#### To do:
Please arrange the records from the line with "Find all labels, buttons, inputs, and" to the line with "cell-consideration-scheduled-batch: May miss", both included, as a JSON list of strings with one string per line and no blank lines. Leave the pictures out.

#### Exercise inputs:
-*-

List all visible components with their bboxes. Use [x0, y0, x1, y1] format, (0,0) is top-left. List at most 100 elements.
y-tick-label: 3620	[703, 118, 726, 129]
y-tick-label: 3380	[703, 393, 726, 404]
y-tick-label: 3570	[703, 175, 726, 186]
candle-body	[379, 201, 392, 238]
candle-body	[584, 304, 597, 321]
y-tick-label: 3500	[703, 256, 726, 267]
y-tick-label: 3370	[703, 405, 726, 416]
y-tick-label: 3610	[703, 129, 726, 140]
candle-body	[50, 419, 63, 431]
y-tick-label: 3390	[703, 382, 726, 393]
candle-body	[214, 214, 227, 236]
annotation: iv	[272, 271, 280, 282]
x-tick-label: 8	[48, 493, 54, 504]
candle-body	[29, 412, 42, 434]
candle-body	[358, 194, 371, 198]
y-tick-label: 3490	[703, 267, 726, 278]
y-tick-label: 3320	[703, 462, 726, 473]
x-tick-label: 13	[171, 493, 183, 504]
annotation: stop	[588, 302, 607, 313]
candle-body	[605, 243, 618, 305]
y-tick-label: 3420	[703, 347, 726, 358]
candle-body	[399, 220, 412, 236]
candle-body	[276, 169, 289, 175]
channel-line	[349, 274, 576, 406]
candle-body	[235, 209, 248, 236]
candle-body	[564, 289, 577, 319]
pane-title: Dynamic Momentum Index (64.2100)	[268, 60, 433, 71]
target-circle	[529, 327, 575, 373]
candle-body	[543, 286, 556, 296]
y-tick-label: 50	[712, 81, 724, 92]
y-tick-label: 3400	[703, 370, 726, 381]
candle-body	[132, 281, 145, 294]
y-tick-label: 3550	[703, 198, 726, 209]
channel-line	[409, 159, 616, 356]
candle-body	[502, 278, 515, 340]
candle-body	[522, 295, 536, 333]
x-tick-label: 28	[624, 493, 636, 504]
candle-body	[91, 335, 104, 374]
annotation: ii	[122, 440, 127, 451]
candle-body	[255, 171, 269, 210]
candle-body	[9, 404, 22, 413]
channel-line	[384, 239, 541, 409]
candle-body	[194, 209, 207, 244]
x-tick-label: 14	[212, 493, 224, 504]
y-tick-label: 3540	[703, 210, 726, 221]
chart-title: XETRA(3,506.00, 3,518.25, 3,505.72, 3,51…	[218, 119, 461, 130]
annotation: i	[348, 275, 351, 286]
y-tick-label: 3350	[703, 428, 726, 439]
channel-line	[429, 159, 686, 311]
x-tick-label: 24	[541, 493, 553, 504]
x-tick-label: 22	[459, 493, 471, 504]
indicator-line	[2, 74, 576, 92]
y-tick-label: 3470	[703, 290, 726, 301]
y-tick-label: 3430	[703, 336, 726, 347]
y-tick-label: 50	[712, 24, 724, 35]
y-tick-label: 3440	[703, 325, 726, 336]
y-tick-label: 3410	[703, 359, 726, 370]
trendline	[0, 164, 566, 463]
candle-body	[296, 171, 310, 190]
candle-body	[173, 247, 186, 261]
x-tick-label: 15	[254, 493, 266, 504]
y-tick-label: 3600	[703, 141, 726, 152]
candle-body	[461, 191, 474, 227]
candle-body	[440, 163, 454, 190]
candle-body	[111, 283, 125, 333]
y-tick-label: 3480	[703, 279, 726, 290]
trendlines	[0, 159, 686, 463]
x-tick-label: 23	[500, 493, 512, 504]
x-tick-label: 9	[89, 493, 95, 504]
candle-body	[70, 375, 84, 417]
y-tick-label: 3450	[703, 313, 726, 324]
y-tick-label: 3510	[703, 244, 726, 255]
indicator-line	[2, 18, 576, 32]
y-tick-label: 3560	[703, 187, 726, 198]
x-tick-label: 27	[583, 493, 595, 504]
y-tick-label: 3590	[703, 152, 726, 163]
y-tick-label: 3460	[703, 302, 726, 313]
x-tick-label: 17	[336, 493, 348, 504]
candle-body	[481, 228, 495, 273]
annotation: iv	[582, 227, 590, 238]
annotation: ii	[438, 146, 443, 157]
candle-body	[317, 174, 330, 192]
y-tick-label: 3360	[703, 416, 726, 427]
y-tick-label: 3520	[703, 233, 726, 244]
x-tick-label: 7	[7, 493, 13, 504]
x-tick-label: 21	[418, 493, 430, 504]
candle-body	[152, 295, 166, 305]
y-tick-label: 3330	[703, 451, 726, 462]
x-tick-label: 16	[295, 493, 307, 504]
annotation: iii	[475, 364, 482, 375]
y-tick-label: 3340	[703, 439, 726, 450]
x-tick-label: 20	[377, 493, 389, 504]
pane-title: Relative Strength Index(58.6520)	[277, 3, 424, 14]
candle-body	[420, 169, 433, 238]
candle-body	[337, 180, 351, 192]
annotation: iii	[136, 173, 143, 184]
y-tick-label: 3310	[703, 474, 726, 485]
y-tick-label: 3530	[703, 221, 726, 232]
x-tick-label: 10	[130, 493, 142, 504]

-*-

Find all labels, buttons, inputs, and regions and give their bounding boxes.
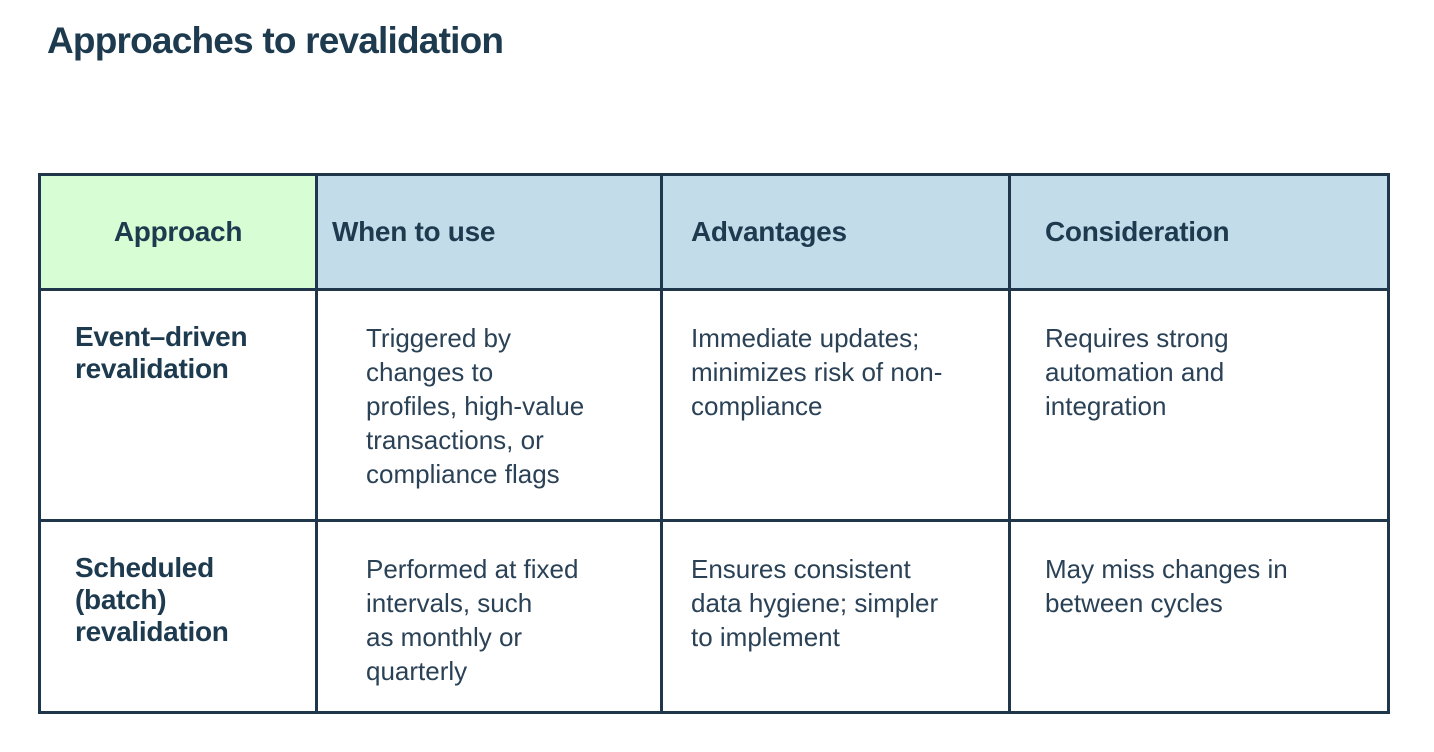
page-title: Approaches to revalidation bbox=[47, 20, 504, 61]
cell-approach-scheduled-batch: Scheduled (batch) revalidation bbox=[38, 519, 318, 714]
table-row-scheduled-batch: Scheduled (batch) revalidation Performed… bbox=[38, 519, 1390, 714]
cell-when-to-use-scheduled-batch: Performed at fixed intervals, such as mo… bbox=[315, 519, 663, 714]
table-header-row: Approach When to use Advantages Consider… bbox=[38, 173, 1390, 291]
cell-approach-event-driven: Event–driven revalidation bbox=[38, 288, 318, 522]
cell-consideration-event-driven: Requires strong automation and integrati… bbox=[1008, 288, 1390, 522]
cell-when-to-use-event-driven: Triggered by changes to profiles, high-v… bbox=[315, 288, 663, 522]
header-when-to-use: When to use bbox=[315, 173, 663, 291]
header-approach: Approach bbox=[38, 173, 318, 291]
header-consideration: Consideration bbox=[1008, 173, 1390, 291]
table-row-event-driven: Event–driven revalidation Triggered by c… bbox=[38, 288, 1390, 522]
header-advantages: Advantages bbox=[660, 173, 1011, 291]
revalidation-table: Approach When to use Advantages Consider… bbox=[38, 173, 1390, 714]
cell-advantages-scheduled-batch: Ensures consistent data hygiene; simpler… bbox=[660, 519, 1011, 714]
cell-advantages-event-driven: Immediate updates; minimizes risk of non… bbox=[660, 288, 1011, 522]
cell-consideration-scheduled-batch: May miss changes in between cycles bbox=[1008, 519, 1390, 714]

-*-

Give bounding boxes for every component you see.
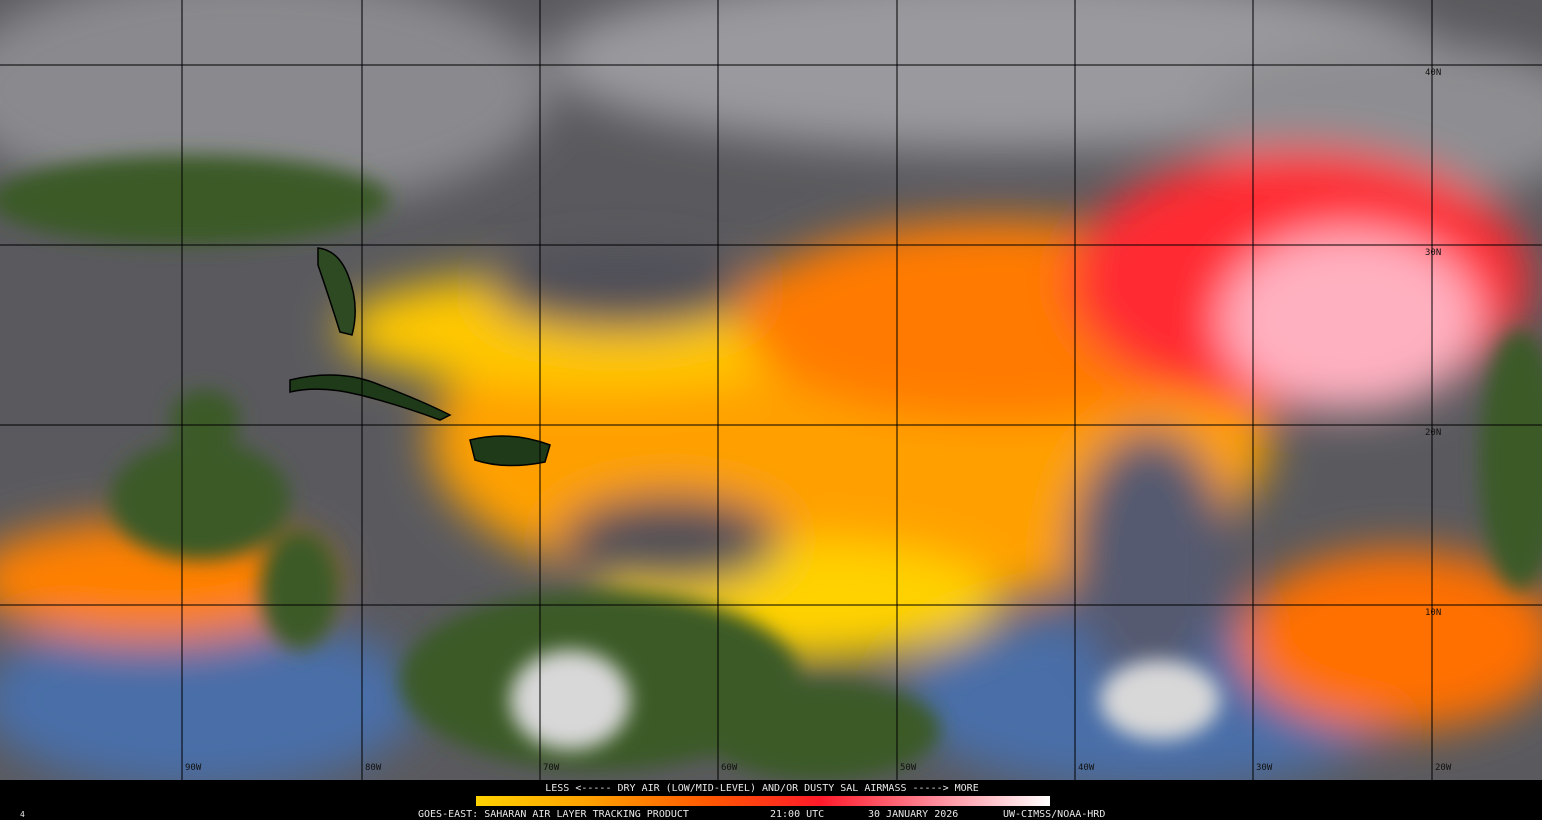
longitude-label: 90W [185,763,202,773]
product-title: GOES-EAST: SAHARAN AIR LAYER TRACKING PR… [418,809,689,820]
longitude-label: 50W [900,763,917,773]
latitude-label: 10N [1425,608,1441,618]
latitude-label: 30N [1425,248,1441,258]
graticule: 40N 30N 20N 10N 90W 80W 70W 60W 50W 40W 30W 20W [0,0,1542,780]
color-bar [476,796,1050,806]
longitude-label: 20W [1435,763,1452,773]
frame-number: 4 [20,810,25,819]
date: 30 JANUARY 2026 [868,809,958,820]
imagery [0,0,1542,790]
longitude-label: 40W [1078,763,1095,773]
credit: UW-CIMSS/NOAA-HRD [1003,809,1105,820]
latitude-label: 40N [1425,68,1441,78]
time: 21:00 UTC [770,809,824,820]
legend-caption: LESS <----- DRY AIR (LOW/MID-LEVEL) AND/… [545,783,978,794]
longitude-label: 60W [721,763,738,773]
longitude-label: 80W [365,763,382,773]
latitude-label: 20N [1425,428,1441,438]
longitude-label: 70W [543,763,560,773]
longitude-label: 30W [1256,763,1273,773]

-*-

#### Exercise response:
[
  "Find all labels, buttons, inputs, and regions and give their bounding boxes.",
  "page-title: Approaches to revalidation bbox=[47, 20, 504, 61]",
  "cell-approach-scheduled-batch: Scheduled (batch) revalidation bbox=[38, 519, 318, 714]",
  "table-row-scheduled-batch: Scheduled (batch) revalidation Performed… bbox=[38, 519, 1390, 714]",
  "cell-when-to-use-scheduled-batch: Performed at fixed intervals, such as mo… bbox=[315, 519, 663, 714]",
  "table-header-row: Approach When to use Advantages Consider… bbox=[38, 173, 1390, 291]",
  "cell-approach-event-driven: Event–driven revalidation bbox=[38, 288, 318, 522]",
  "cell-consideration-event-driven: Requires strong automation and integrati… bbox=[1008, 288, 1390, 522]",
  "cell-when-to-use-event-driven: Triggered by changes to profiles, high-v… bbox=[315, 288, 663, 522]",
  "header-when-to-use: When to use bbox=[315, 173, 663, 291]",
  "header-approach: Approach bbox=[38, 173, 318, 291]",
  "header-consideration: Consideration bbox=[1008, 173, 1390, 291]",
  "table-row-event-driven: Event–driven revalidation Triggered by c… bbox=[38, 288, 1390, 522]",
  "header-advantages: Advantages bbox=[660, 173, 1011, 291]",
  "revalidation-table: Approach When to use Advantages Consider… bbox=[38, 173, 1390, 714]",
  "cell-advantages-scheduled-batch: Ensures consistent data hygiene; simpler… bbox=[660, 519, 1011, 714]",
  "cell-advantages-event-driven: Immediate updates; minimizes risk of non… bbox=[660, 288, 1011, 522]",
  "cell-consideration-scheduled-batch: May miss changes in between cycles bbox=[1008, 519, 1390, 714]"
]